Collected data -
** START **
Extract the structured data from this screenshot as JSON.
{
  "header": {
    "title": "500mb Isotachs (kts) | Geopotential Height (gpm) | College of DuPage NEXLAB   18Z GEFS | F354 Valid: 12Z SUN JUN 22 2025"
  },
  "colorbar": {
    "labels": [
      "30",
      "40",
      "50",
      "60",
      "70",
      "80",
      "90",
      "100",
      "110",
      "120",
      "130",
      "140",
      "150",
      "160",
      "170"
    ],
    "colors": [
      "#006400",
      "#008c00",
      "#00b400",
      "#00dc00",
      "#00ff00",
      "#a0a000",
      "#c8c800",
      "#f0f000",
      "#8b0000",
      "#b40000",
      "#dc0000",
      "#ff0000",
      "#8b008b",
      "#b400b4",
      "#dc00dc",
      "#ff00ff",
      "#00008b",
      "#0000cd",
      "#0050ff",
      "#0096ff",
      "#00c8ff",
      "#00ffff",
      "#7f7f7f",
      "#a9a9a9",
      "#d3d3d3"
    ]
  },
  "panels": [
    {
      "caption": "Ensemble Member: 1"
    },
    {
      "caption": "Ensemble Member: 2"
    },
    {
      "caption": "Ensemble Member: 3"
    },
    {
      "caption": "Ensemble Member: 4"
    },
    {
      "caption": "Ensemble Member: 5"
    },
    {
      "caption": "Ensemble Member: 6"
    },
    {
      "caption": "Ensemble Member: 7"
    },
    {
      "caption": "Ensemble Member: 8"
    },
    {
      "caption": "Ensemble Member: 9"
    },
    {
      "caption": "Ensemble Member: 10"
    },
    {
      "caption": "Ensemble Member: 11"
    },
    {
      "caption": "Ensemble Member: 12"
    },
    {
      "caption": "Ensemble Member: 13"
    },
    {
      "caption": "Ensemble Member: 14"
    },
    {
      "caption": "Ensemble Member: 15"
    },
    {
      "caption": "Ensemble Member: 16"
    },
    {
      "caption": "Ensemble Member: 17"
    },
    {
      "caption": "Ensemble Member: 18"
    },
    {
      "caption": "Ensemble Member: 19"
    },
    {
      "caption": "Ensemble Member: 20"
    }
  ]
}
** END **
STATED PROBLEM - Make an exact copy of the material above.

SOLVED EXERCISE -
Extract the structured data from this screenshot as JSON.
{
  "header": {
    "title": "500mb Isotachs (kts) | Geopotential Height (gpm) | College of DuPage NEXLAB   18Z GEFS | F354 Valid: 12Z SUN JUN 22 2025"
  },
  "colorbar": {
    "labels": [
      "30",
      "40",
      "50",
      "60",
      "70",
      "80",
      "90",
      "100",
      "110",
      "120",
      "130",
      "140",
      "150",
      "160",
      "170"
    ],
    "colors": [
      "#006400",
      "#008c00",
      "#00b400",
      "#00dc00",
      "#00ff00",
      "#a0a000",
      "#c8c800",
      "#f0f000",
      "#8b0000",
      "#b40000",
      "#dc0000",
      "#ff0000",
      "#8b008b",
      "#b400b4",
      "#dc00dc",
      "#ff00ff",
      "#00008b",
      "#0000cd",
      "#0050ff",
      "#0096ff",
      "#00c8ff",
      "#00ffff",
      "#7f7f7f",
      "#a9a9a9",
      "#d3d3d3"
    ]
  },
  "panels": [
    {
      "caption": "Ensemble Member: 1"
    },
    {
      "caption": "Ensemble Member: 2"
    },
    {
      "caption": "Ensemble Member: 3"
    },
    {
      "caption": "Ensemble Member: 4"
    },
    {
      "caption": "Ensemble Member: 5"
    },
    {
      "caption": "Ensemble Member: 6"
    },
    {
      "caption": "Ensemble Member: 7"
    },
    {
      "caption": "Ensemble Member: 8"
    },
    {
      "caption": "Ensemble Member: 9"
    },
    {
      "caption": "Ensemble Member: 10"
    },
    {
      "caption": "Ensemble Member: 11"
    },
    {
      "caption": "Ensemble Member: 12"
    },
    {
      "caption": "Ensemble Member: 13"
    },
    {
      "caption": "Ensemble Member: 14"
    },
    {
      "caption": "Ensemble Member: 15"
    },
    {
      "caption": "Ensemble Member: 16"
    },
    {
      "caption": "Ensemble Member: 17"
    },
    {
      "caption": "Ensemble Member: 18"
    },
    {
      "caption": "Ensemble Member: 19"
    },
    {
      "caption": "Ensemble Member: 20"
    }
  ]
}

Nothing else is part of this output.